— start Listed entries —

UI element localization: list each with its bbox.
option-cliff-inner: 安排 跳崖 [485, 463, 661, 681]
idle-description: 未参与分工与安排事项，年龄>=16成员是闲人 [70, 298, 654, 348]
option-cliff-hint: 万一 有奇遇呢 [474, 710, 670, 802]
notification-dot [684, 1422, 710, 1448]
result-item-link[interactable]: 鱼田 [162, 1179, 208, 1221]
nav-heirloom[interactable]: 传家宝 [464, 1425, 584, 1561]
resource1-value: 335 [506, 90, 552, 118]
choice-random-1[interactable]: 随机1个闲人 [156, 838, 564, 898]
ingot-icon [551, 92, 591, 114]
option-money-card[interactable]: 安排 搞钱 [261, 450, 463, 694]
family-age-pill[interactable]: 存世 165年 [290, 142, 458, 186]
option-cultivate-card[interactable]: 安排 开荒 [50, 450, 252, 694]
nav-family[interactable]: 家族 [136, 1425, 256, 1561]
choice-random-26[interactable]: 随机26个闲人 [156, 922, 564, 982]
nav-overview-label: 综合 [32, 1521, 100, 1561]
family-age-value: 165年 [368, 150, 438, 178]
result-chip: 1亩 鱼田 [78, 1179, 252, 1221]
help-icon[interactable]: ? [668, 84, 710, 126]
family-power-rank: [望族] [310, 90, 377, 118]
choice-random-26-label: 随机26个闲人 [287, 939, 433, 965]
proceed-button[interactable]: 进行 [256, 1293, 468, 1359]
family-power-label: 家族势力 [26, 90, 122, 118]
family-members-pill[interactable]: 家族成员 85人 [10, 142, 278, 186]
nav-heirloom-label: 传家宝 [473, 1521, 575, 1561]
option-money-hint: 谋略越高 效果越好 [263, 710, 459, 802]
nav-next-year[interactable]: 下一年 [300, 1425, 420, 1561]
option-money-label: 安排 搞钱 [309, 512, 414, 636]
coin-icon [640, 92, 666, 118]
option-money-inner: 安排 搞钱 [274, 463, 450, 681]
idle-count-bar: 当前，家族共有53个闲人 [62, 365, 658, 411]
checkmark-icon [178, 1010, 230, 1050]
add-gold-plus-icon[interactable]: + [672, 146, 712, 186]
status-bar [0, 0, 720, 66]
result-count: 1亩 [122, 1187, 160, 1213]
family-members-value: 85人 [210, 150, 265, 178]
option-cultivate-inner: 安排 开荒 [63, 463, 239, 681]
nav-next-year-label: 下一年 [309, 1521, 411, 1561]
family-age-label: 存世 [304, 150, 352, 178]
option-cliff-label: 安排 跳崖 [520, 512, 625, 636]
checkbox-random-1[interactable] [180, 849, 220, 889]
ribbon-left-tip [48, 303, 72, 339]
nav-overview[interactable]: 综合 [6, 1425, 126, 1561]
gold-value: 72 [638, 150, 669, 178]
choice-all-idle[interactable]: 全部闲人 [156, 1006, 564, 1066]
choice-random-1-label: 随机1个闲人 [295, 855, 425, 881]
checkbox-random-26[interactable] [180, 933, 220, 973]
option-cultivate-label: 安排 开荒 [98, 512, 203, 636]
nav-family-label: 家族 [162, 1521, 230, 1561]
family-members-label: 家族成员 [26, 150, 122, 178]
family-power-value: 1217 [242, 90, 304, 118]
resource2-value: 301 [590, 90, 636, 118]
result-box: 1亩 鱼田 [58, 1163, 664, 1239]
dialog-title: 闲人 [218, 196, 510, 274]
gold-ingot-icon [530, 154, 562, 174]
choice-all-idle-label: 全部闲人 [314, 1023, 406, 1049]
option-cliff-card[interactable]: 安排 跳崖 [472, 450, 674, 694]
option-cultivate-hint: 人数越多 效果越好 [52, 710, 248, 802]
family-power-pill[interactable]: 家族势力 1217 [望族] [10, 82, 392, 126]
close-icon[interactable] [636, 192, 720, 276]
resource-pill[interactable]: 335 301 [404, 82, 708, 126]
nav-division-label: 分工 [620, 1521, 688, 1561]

— end Listed entries —
— start Listed entries —

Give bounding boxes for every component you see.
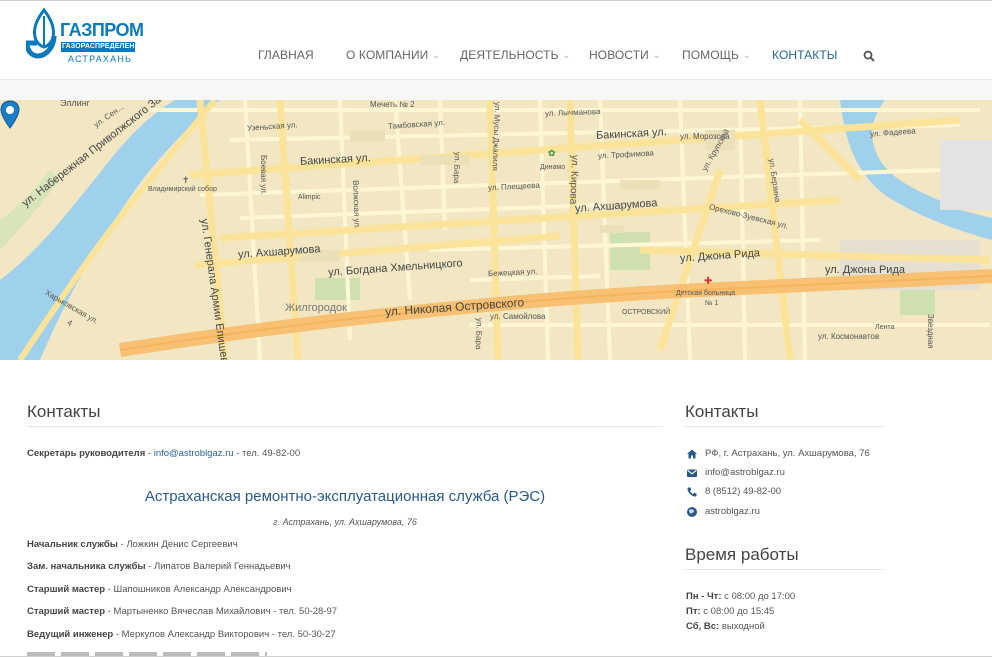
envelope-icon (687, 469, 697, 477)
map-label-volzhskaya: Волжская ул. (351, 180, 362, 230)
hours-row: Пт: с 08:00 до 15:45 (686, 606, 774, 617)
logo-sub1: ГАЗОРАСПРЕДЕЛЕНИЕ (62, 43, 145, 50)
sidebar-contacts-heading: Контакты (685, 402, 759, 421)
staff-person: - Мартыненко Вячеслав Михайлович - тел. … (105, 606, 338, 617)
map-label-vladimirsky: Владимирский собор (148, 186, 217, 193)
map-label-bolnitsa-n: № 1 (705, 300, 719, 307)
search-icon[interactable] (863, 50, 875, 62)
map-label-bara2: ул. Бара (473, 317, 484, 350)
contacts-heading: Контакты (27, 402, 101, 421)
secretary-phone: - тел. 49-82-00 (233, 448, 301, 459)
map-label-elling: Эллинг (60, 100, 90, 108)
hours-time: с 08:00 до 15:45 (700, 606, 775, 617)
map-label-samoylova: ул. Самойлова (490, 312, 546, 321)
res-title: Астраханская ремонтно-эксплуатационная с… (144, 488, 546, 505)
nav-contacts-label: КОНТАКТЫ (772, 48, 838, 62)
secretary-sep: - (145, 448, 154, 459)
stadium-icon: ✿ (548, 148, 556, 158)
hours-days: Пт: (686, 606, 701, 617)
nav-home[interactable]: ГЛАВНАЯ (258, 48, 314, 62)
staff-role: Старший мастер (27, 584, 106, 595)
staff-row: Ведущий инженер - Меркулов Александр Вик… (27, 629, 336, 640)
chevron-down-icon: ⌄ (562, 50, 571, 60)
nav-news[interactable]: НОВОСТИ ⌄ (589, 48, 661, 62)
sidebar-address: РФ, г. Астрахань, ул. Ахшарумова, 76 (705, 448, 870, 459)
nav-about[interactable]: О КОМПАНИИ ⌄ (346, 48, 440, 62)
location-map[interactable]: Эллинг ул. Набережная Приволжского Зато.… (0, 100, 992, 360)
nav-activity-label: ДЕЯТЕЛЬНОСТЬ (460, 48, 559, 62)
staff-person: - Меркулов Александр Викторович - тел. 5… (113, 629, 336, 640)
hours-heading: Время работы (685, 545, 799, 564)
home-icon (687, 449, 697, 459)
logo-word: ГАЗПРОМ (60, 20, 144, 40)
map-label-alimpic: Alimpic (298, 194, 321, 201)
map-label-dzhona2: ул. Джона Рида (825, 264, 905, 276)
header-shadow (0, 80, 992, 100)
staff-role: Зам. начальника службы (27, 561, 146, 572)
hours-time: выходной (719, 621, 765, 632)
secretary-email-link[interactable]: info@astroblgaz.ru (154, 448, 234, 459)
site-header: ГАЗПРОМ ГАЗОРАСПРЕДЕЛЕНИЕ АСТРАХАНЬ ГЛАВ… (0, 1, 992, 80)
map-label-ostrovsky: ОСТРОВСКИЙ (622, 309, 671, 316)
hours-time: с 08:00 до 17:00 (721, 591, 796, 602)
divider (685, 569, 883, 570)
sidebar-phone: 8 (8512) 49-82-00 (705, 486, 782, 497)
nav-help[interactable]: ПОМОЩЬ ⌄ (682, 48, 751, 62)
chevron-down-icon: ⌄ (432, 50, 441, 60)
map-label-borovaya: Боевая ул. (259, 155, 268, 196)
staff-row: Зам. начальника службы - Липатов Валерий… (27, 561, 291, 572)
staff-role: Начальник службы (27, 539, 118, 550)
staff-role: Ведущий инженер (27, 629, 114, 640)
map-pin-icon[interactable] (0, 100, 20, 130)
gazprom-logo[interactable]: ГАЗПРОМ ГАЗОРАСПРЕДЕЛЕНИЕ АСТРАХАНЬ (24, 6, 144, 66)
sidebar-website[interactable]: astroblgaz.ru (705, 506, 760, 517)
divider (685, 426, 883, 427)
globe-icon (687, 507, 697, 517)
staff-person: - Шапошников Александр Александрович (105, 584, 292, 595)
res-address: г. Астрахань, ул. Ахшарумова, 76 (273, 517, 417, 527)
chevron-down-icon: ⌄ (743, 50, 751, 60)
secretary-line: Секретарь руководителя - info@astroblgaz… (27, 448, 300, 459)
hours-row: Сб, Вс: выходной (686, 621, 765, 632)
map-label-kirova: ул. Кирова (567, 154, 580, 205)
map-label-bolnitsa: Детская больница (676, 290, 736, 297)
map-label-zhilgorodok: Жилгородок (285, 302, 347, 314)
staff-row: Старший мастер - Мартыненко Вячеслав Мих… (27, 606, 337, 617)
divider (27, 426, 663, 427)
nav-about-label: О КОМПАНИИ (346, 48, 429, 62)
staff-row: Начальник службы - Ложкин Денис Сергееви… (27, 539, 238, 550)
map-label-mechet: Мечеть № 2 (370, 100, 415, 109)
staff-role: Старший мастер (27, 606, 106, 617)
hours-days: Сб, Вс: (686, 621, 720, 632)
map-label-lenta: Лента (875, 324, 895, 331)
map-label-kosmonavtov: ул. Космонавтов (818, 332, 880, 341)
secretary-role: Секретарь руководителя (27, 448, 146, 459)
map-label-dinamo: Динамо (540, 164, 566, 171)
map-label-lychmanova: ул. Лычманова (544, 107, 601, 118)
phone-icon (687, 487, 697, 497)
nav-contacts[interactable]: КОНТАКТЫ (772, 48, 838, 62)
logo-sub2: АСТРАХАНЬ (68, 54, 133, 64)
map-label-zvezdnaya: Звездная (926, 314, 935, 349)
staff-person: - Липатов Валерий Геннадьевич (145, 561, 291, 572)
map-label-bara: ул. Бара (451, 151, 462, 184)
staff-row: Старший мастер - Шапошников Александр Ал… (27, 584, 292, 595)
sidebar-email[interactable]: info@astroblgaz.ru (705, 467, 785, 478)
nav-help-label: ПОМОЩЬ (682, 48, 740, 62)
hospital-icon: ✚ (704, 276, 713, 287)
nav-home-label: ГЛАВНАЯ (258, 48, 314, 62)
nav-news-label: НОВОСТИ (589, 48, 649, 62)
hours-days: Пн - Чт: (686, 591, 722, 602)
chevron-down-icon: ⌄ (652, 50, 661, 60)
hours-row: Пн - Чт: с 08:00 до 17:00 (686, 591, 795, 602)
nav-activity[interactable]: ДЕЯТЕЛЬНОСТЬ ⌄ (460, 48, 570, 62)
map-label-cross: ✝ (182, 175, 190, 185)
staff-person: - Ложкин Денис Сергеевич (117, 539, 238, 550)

— end Listed entries —
— start Listed entries —

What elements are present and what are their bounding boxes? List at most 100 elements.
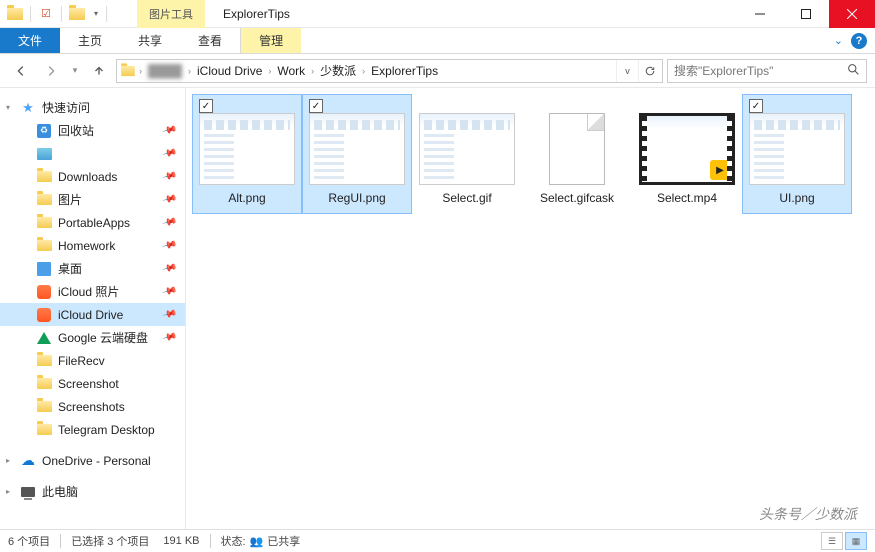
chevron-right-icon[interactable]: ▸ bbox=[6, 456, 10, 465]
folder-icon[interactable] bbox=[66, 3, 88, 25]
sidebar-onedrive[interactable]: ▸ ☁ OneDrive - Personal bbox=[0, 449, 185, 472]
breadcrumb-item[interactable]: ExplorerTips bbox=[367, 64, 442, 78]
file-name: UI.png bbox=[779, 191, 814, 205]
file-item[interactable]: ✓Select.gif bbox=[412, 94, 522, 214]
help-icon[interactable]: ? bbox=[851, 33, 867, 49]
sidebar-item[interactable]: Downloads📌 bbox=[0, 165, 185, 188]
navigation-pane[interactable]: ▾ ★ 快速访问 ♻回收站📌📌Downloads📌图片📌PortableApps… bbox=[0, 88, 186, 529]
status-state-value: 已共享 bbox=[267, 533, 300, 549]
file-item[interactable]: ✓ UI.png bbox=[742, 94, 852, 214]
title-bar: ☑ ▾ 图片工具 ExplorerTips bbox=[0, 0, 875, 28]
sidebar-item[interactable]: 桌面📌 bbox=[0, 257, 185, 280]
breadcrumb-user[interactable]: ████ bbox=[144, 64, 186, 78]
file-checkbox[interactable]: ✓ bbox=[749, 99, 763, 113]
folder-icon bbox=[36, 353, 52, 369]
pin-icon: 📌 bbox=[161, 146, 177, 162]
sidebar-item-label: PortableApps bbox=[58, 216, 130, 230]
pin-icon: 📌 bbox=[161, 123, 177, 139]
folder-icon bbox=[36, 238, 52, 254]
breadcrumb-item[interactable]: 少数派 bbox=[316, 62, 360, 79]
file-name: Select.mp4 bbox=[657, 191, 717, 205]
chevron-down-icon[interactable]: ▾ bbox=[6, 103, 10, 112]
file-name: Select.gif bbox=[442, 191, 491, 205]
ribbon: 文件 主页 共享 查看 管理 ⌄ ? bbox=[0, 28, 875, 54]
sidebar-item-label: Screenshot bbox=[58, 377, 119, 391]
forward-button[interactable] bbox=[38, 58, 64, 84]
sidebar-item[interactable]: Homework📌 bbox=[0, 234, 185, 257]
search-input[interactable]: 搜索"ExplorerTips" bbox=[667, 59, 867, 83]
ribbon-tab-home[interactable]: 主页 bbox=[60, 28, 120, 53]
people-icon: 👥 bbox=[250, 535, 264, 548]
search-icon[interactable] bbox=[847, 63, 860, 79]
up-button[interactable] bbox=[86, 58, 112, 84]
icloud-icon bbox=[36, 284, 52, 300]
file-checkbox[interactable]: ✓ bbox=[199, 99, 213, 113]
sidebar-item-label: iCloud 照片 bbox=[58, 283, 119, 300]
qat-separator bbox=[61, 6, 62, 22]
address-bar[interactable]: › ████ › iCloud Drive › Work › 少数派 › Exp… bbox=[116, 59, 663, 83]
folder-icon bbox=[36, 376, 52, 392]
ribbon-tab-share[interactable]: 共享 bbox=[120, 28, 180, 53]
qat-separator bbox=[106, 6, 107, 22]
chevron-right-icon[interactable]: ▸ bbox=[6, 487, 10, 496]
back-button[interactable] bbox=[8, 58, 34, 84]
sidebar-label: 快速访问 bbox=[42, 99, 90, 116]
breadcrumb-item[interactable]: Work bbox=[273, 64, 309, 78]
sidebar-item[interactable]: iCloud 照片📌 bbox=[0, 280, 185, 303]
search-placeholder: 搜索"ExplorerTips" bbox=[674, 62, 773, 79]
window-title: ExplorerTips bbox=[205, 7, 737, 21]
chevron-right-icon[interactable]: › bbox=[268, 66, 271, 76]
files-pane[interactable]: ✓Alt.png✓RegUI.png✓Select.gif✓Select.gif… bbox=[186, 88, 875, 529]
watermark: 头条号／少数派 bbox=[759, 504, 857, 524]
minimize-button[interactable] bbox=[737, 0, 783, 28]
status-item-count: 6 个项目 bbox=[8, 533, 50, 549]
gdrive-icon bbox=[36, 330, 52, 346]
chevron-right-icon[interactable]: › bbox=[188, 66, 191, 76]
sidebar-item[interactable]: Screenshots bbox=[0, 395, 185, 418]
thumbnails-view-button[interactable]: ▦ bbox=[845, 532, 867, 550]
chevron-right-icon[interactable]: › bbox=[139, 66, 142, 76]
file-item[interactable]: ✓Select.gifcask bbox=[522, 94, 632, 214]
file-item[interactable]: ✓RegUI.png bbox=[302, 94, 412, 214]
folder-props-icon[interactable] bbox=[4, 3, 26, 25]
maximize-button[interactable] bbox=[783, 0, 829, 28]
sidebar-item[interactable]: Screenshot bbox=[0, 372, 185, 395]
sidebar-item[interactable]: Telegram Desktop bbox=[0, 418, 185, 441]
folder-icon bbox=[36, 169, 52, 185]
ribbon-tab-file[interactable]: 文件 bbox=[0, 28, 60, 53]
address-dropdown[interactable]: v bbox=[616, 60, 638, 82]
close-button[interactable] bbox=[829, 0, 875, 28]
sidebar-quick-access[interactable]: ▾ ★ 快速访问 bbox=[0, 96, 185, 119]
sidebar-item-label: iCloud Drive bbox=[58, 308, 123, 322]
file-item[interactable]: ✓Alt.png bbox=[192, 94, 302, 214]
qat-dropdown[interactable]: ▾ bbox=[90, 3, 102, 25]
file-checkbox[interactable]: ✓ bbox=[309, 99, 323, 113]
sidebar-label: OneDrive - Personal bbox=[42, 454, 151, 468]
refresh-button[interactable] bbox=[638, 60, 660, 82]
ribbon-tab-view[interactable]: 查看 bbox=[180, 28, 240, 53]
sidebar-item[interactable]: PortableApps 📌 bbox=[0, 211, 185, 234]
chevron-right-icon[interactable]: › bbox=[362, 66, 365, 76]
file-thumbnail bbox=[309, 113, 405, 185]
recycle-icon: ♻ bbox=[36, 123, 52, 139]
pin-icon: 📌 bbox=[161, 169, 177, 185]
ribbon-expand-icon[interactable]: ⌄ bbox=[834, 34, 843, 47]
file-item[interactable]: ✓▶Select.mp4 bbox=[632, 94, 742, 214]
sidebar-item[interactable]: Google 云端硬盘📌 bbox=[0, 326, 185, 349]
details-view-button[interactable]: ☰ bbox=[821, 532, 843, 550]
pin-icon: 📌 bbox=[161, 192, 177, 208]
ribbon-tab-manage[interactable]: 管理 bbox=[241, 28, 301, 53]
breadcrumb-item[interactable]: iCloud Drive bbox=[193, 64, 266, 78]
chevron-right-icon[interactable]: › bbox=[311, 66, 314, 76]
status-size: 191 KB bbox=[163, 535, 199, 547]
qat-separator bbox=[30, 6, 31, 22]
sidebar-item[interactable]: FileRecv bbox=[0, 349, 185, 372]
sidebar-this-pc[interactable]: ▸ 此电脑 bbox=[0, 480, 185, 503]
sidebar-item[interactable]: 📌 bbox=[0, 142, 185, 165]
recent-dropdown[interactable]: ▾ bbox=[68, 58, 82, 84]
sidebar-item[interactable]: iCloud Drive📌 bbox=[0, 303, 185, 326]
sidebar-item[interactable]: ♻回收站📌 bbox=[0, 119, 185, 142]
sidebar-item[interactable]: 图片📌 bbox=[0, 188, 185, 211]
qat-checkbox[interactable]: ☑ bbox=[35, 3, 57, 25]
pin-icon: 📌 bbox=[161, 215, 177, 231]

— end Listed entries —

**To be done:** Retype every line of the listing from the one containing "UI element localization: list" through the one containing "notification-dot [684, 1422, 710, 1448]", including both of those lines, and keep each line unchanged.

**Response to the task:**
UI element localization: list each with its bbox.
option-cliff-inner: 安排 跳崖 [485, 463, 661, 681]
idle-description: 未参与分工与安排事项，年龄>=16成员是闲人 [70, 298, 654, 348]
option-cliff-hint: 万一 有奇遇呢 [474, 710, 670, 802]
notification-dot [684, 1422, 710, 1448]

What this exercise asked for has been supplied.